--- Records shown ---

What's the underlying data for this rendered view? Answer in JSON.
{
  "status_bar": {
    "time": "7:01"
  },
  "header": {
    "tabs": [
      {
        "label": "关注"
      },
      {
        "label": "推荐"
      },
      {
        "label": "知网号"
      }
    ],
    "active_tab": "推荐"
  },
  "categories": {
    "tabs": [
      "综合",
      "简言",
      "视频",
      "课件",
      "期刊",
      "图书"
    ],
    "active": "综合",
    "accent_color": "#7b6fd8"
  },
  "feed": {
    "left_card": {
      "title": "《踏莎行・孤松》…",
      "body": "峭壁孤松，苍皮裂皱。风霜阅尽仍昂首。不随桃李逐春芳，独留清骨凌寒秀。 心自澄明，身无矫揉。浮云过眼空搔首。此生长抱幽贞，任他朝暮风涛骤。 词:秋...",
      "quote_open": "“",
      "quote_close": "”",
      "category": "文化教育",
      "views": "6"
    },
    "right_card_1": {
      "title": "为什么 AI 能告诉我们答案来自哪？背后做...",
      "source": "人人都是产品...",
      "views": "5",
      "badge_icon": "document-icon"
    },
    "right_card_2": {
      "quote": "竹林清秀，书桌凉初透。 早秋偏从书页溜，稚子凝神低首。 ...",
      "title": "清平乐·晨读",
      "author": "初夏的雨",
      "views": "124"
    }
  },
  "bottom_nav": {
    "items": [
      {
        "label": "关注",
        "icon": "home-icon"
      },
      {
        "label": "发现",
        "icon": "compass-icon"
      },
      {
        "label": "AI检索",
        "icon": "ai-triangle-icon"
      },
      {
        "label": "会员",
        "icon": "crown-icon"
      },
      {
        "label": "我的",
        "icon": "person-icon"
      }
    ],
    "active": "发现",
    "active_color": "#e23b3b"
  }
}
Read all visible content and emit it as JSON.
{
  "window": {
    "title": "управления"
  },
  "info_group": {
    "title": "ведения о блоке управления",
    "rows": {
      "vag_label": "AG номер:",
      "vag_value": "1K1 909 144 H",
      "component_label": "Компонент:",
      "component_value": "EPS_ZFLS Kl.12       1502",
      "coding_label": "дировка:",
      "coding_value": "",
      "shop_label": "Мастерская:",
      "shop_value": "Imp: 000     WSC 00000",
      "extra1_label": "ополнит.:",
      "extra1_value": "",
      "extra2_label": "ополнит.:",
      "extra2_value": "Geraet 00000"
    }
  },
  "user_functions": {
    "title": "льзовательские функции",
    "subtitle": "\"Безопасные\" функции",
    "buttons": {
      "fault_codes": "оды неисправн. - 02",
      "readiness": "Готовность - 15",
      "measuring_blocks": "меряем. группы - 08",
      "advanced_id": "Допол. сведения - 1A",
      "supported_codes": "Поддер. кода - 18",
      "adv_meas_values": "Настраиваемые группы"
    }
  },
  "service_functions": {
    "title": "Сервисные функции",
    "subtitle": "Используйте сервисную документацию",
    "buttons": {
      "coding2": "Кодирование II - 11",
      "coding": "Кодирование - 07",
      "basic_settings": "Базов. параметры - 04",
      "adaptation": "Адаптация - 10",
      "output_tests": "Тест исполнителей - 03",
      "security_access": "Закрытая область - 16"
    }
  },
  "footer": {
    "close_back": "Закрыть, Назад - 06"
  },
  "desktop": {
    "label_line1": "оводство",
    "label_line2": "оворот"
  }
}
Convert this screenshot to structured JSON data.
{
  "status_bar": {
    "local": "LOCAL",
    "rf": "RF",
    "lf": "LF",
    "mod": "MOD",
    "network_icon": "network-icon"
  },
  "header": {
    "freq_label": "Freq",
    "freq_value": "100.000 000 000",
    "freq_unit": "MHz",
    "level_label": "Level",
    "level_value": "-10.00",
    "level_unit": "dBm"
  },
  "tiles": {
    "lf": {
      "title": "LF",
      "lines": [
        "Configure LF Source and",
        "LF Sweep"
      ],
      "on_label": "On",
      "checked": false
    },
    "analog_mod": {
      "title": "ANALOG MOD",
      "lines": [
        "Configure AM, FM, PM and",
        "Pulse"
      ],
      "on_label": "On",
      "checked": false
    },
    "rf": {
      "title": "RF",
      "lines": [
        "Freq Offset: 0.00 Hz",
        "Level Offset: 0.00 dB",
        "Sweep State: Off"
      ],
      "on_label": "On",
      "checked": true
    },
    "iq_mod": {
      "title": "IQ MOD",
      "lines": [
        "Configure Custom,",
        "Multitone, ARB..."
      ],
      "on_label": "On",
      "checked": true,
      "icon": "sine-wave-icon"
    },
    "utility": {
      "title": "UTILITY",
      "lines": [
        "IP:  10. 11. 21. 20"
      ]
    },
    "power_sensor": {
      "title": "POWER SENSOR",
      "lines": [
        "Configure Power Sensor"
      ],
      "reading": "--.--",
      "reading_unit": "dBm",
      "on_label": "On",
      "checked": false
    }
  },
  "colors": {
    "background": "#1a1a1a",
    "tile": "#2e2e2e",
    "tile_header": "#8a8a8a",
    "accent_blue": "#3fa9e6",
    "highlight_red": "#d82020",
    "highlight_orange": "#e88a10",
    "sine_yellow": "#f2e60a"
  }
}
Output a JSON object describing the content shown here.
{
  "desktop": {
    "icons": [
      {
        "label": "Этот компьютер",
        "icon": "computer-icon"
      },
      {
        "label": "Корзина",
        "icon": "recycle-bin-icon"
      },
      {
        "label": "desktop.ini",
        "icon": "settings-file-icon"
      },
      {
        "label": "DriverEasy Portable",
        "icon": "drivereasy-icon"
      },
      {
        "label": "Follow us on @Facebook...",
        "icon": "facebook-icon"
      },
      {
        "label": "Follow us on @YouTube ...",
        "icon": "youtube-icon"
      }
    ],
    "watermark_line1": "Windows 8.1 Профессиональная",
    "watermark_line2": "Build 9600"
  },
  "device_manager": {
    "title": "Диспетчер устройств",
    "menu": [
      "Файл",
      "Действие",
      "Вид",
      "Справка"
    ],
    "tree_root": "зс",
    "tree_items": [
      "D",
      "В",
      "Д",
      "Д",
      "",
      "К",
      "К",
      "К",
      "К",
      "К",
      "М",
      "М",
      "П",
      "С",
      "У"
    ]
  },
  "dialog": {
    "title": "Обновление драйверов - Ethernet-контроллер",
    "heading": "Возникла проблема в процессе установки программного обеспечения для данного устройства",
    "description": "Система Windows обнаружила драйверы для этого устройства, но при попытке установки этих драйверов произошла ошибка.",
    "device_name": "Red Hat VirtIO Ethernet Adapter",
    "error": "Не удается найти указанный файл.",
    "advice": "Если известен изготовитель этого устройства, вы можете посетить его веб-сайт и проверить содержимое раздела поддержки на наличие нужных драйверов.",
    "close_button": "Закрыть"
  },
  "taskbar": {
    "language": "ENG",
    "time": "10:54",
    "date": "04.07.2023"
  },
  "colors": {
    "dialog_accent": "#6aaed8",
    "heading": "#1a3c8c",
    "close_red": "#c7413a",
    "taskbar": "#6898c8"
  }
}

---
--- Records shown ---

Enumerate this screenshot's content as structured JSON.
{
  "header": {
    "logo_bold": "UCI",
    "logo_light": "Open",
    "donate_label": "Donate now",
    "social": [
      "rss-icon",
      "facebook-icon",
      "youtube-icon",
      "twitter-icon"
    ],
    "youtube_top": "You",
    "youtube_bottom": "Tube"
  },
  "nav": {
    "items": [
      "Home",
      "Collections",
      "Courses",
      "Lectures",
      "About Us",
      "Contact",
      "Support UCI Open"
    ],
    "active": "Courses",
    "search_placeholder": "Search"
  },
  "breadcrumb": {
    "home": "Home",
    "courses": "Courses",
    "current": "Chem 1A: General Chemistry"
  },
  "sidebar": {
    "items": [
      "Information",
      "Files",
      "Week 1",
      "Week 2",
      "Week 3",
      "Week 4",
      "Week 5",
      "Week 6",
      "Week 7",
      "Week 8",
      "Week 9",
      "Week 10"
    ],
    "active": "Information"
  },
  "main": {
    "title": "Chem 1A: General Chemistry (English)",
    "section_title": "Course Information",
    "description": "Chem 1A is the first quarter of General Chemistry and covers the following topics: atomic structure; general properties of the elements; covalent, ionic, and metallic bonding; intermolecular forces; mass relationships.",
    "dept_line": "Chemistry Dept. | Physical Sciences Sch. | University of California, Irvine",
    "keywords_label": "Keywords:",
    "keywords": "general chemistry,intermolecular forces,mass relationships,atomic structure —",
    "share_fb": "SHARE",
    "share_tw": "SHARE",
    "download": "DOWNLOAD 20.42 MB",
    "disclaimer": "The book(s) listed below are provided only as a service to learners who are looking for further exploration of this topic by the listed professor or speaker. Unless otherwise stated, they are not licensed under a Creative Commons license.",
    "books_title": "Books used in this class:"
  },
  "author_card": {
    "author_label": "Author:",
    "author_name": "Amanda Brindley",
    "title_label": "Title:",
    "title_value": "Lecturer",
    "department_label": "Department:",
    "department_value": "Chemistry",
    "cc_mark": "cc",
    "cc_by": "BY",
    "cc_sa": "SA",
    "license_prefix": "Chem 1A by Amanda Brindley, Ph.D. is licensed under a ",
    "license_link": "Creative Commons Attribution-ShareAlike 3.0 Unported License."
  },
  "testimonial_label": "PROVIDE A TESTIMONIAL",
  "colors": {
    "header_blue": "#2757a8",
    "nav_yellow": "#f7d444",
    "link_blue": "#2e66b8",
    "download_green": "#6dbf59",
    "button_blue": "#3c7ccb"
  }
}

---

_Task statement_: Report back each line of the entries that holds the string "data".

_Reply to the exercise_:
What's the underlying data for this rendered view? Answer in JSON.
Convert this screenshot to structured JSON data.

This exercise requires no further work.